> [Your objective]
Return each line of the records holding the string "content".

···

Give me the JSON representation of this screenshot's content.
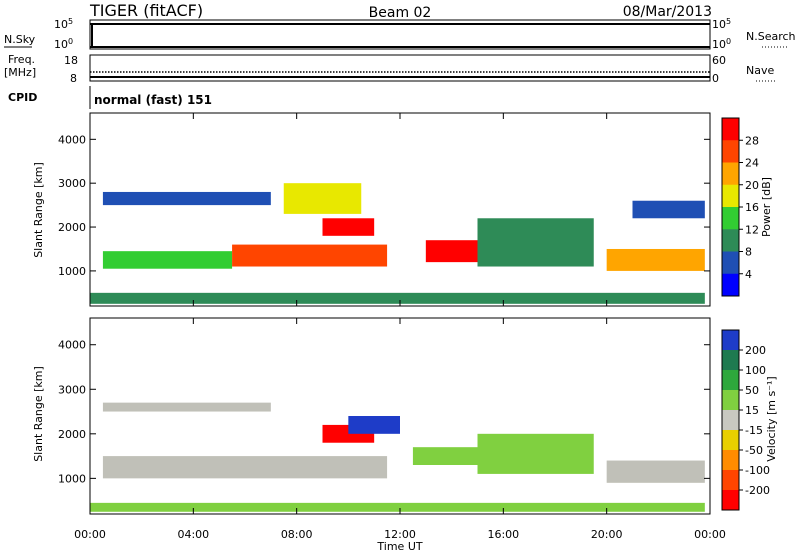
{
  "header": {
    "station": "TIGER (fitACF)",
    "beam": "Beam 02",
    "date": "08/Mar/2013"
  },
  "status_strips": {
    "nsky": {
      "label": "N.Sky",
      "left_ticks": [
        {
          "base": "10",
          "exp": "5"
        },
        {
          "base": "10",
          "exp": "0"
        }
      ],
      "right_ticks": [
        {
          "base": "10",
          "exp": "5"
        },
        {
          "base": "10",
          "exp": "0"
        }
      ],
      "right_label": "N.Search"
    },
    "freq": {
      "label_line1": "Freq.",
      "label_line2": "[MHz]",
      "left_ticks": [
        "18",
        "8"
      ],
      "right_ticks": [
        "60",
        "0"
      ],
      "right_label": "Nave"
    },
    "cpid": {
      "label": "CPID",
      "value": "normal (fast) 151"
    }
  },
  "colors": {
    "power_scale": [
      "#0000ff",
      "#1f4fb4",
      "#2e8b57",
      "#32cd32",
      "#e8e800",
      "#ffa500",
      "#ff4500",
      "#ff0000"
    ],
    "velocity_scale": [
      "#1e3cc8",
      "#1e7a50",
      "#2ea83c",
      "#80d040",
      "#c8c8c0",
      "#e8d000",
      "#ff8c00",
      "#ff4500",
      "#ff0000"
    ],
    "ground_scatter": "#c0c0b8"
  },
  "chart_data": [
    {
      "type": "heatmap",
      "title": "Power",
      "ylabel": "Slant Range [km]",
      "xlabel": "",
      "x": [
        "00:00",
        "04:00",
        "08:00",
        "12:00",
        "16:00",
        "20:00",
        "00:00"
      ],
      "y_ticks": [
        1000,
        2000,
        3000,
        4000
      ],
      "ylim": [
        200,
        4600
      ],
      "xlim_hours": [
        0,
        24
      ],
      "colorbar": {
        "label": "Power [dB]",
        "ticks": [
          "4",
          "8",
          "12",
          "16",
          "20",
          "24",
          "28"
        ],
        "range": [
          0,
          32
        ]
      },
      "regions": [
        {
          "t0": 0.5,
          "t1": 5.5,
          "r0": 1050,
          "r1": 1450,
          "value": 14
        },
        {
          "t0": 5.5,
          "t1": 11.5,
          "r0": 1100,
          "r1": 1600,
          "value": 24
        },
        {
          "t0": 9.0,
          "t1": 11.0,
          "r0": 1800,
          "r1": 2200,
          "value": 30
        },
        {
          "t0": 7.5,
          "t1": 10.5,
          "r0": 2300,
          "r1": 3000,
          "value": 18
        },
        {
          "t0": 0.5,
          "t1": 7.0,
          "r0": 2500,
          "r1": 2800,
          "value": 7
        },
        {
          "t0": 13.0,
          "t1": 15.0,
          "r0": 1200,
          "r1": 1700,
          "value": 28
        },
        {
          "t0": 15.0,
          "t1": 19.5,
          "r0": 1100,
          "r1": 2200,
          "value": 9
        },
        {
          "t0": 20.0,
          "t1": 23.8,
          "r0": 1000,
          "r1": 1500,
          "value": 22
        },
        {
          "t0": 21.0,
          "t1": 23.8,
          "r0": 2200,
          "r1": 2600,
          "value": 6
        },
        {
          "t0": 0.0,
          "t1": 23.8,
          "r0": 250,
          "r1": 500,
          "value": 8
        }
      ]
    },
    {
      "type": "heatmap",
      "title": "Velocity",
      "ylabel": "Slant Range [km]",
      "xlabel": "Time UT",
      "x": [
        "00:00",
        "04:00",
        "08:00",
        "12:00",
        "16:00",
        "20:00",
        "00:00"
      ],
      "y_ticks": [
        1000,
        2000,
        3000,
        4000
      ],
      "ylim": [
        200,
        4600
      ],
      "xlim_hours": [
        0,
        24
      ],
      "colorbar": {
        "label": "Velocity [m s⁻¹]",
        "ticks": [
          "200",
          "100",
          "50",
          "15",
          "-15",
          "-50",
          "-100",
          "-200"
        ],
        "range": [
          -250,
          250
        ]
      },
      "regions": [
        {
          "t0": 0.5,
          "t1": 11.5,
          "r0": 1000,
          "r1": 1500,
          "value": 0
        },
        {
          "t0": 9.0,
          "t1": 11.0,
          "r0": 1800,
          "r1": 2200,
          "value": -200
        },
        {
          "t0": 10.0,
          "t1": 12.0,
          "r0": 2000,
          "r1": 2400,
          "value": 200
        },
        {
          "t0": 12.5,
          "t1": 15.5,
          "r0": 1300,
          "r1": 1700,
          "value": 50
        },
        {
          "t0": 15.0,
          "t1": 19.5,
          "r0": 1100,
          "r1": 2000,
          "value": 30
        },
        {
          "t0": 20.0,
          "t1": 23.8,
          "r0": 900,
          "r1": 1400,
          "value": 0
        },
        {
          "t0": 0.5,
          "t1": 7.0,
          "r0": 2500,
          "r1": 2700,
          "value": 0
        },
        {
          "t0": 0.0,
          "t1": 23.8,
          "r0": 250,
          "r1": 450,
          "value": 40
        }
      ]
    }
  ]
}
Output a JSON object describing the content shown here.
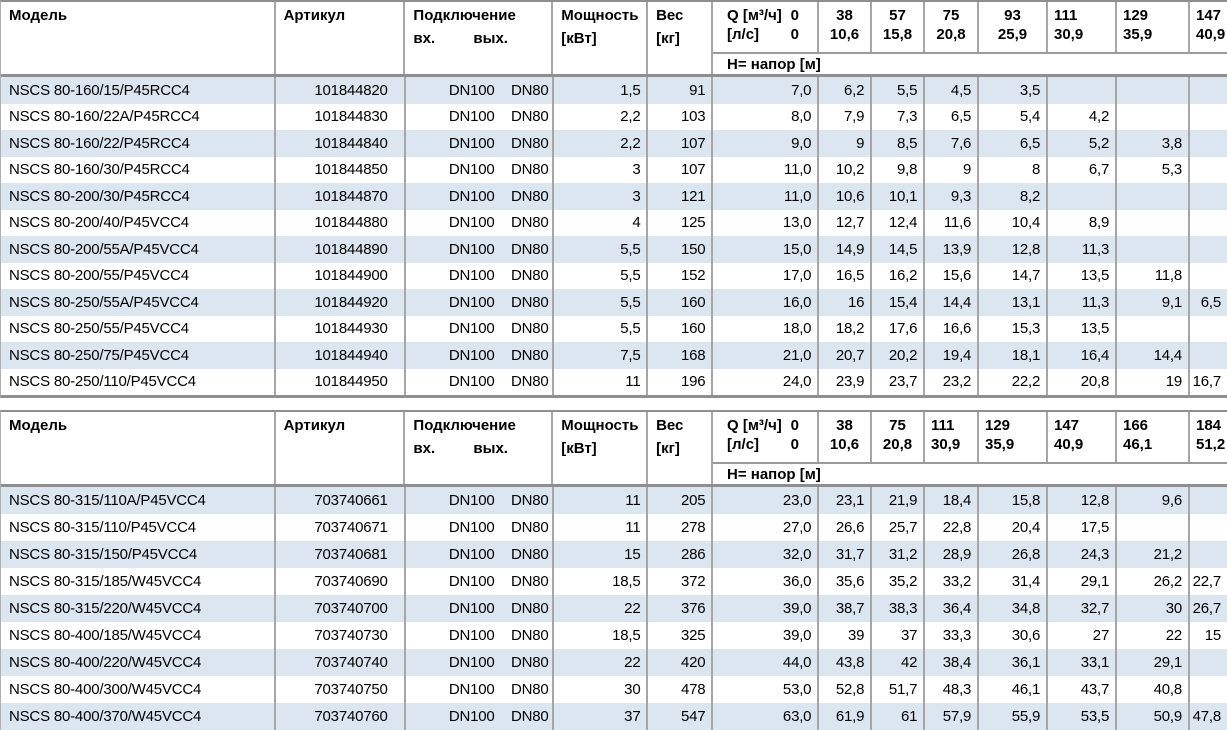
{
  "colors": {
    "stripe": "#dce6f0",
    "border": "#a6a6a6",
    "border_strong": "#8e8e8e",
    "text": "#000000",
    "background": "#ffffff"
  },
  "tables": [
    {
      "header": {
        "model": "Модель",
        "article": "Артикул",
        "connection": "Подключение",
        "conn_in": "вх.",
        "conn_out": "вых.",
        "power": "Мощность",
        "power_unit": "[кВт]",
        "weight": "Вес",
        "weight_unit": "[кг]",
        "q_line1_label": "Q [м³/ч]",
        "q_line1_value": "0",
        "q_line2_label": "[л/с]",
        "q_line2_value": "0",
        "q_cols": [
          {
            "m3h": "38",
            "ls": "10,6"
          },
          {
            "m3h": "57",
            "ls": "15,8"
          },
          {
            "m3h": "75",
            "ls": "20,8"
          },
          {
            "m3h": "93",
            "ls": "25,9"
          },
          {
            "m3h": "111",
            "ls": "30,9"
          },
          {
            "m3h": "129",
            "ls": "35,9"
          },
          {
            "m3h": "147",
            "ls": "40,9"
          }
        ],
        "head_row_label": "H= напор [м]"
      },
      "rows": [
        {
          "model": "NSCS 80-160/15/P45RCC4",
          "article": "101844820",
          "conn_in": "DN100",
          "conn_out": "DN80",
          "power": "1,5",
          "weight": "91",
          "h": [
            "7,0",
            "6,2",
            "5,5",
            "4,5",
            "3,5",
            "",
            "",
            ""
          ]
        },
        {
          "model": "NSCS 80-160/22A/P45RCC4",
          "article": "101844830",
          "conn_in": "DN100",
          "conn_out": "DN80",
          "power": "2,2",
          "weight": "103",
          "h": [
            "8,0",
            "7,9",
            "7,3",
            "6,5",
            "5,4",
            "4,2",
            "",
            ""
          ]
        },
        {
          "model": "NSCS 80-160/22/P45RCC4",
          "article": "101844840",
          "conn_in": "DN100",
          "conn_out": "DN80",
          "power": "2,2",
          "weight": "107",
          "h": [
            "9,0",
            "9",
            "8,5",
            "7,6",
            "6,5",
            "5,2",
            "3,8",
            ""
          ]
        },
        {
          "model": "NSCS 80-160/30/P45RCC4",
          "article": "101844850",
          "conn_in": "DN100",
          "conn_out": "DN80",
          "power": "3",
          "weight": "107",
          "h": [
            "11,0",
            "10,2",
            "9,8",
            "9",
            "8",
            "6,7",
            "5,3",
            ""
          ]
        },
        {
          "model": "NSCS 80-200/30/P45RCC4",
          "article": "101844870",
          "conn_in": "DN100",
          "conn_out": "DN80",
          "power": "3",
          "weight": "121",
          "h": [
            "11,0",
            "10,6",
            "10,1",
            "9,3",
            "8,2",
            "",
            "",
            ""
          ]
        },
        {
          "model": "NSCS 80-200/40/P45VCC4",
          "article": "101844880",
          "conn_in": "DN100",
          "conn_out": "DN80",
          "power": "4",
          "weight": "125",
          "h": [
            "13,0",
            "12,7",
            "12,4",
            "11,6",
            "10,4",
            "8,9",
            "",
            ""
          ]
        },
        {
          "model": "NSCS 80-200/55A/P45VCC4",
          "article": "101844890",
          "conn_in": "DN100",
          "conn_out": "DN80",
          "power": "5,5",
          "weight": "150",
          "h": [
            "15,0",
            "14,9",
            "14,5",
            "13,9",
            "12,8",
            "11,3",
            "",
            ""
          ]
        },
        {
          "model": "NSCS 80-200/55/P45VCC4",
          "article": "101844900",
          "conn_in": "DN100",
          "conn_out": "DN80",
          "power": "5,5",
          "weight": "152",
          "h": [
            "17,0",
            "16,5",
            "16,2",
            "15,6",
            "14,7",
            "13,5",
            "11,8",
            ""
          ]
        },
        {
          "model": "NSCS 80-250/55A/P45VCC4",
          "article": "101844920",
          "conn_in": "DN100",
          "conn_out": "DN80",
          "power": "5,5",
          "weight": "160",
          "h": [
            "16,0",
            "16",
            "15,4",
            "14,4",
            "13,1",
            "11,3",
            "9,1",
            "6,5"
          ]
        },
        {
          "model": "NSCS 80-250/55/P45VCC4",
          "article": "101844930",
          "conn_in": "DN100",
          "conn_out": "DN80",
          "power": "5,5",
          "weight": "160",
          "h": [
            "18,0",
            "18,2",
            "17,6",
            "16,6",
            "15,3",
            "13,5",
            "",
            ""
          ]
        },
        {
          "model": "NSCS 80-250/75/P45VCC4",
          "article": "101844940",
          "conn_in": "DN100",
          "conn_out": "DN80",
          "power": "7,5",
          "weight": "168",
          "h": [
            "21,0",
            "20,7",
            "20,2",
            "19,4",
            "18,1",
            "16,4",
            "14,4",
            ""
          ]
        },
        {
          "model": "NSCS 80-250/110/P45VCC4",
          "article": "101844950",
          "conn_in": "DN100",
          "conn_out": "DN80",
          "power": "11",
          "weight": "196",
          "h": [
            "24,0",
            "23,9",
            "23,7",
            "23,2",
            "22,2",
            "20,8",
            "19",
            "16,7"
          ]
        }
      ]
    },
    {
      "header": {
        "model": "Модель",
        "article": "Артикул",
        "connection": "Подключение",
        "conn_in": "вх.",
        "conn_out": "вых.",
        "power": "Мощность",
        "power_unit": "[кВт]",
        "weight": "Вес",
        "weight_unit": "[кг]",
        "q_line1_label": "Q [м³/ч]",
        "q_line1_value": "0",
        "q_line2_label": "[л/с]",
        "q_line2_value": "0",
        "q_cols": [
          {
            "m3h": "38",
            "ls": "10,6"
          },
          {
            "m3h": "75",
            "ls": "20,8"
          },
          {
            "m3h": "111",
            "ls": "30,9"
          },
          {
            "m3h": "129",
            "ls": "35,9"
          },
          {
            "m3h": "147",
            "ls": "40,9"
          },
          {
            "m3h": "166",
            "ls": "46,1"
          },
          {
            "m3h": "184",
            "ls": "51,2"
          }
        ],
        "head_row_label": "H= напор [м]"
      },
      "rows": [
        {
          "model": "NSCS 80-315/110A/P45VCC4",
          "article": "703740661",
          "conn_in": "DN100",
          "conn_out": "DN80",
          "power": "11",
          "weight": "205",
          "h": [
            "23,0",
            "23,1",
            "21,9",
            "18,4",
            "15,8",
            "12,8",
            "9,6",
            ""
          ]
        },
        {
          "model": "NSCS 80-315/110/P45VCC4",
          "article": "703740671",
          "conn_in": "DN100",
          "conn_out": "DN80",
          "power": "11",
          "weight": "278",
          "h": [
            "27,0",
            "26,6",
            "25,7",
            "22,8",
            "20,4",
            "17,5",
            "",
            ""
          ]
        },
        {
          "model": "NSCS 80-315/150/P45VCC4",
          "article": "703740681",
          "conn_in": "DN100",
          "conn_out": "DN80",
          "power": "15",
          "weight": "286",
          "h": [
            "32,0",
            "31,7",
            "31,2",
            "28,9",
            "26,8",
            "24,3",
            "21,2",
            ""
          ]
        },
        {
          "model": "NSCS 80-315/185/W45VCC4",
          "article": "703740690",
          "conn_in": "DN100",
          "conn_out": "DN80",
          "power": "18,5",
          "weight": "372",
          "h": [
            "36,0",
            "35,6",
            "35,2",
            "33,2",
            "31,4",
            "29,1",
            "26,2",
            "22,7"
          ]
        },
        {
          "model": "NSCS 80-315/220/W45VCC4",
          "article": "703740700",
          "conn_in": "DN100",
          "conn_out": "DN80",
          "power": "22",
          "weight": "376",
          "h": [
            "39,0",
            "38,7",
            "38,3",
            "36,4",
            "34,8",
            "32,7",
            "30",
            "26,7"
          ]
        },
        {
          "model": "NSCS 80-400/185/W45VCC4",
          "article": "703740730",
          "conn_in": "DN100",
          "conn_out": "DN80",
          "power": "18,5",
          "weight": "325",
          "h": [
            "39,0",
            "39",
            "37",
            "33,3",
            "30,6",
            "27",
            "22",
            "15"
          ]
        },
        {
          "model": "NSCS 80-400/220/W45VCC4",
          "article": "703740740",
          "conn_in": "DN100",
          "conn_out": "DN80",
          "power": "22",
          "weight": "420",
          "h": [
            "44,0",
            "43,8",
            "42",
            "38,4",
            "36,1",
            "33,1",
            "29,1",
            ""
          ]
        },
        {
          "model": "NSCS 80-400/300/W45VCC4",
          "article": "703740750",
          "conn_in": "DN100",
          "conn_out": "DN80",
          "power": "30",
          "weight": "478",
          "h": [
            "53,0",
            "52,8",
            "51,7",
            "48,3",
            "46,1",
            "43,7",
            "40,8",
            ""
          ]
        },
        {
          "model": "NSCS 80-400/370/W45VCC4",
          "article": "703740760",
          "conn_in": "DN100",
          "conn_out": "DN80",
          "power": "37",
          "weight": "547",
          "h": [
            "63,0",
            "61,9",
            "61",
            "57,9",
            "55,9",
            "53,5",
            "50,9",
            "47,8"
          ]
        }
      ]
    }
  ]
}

···

> [Exercise output]
Give me the JSON representation of this screenshot's content.
Output a JSON object describing the content shown here.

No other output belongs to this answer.